[Data entries]
>> Begin

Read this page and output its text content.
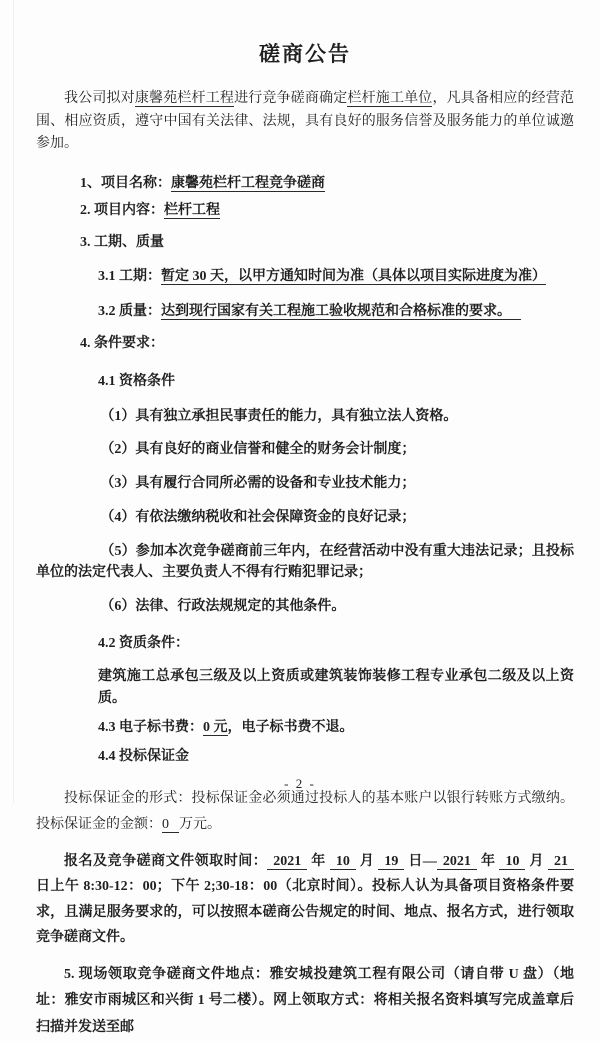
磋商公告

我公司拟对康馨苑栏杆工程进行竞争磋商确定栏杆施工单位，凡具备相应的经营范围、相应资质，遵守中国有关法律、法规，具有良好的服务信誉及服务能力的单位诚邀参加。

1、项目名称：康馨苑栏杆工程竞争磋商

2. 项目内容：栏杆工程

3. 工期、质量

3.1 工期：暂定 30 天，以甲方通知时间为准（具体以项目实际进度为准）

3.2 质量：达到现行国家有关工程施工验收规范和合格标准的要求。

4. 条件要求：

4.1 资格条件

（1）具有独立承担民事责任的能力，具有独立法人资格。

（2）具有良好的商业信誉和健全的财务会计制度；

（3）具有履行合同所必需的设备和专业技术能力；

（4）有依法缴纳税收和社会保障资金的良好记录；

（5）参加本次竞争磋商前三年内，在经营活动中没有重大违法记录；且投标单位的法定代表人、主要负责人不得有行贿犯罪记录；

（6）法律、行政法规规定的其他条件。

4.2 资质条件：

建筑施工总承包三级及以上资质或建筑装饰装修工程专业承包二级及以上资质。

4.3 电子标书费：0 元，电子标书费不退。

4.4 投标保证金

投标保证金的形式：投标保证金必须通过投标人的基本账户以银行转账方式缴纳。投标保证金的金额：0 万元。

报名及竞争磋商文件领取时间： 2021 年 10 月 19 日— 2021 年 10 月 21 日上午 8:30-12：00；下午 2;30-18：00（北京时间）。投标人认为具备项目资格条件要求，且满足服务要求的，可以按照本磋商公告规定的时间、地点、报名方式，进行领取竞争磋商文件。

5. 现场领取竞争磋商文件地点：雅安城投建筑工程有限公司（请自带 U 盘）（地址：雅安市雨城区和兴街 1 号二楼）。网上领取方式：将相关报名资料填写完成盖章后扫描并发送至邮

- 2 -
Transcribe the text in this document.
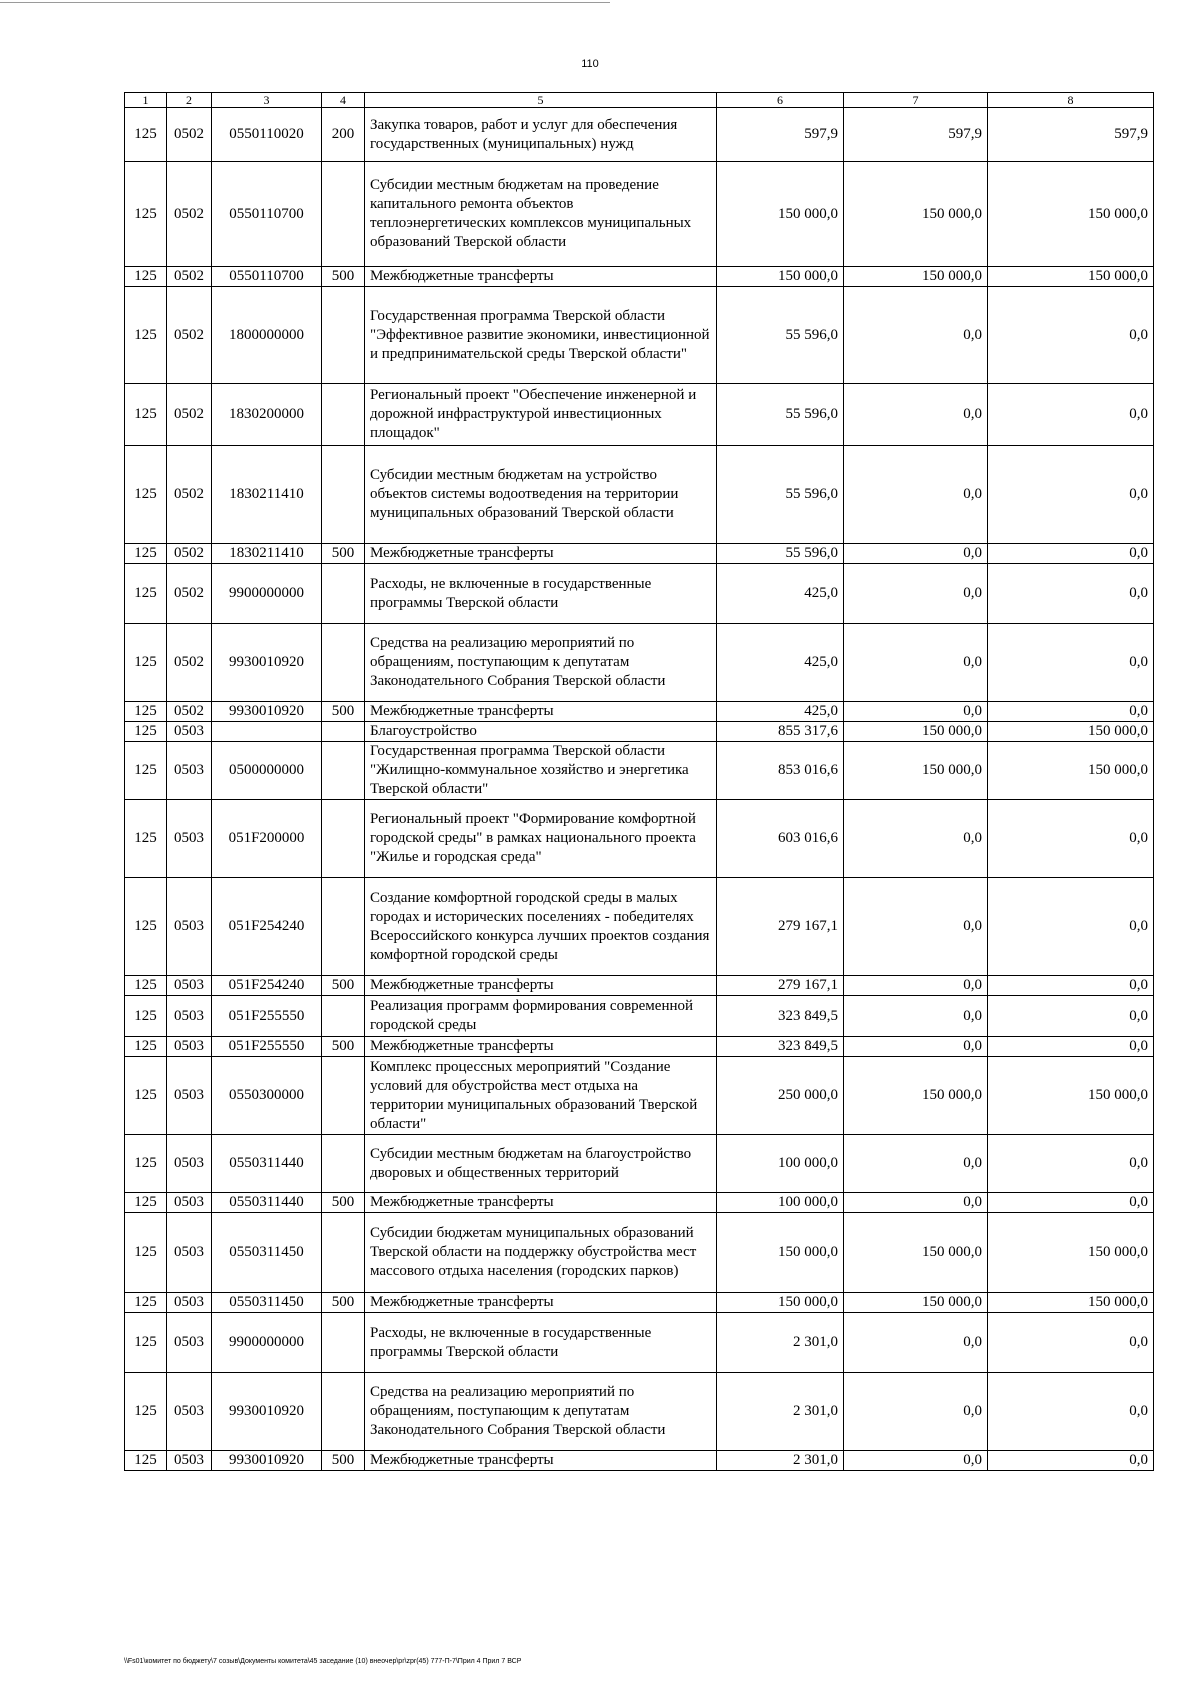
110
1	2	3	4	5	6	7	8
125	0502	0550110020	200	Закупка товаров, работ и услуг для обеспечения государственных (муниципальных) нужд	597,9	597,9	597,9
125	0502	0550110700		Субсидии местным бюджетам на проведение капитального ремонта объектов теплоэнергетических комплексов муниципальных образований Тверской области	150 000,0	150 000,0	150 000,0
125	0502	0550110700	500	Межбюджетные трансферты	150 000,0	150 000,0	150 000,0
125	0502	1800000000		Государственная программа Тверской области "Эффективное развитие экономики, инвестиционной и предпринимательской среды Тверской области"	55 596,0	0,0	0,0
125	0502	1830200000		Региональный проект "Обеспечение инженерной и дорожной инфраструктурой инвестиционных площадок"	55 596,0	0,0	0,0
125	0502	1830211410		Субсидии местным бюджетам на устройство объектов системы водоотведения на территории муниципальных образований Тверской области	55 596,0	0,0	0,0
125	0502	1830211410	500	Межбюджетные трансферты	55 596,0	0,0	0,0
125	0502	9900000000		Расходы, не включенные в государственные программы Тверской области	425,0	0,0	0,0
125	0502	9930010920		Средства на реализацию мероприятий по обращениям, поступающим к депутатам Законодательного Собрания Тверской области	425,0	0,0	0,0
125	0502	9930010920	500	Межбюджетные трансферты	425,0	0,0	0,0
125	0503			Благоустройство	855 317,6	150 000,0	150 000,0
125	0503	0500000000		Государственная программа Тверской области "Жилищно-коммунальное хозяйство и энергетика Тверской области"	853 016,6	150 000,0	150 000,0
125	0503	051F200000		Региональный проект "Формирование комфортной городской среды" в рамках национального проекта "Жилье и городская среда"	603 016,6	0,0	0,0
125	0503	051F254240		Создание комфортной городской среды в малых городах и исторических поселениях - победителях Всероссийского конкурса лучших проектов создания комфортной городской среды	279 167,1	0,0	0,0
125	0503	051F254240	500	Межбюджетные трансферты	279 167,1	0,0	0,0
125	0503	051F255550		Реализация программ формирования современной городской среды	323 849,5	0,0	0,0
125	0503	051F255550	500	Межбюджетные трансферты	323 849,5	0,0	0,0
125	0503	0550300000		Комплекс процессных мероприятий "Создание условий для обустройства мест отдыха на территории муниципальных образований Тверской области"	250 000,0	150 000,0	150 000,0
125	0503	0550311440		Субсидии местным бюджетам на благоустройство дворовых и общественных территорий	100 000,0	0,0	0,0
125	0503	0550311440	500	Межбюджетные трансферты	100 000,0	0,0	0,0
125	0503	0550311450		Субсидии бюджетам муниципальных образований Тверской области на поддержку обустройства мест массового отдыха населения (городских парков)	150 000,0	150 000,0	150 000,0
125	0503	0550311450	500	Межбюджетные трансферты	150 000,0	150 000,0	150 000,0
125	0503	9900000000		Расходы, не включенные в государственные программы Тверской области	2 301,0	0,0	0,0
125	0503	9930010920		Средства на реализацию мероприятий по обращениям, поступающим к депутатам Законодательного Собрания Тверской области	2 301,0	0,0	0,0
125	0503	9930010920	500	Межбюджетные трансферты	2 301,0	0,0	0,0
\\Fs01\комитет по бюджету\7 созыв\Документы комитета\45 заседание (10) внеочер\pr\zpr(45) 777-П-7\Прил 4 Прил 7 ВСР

>> End

Set task: What is the number of lines in this material that hold the string "Средства"? Answer with that number only.

Exercise solution: 2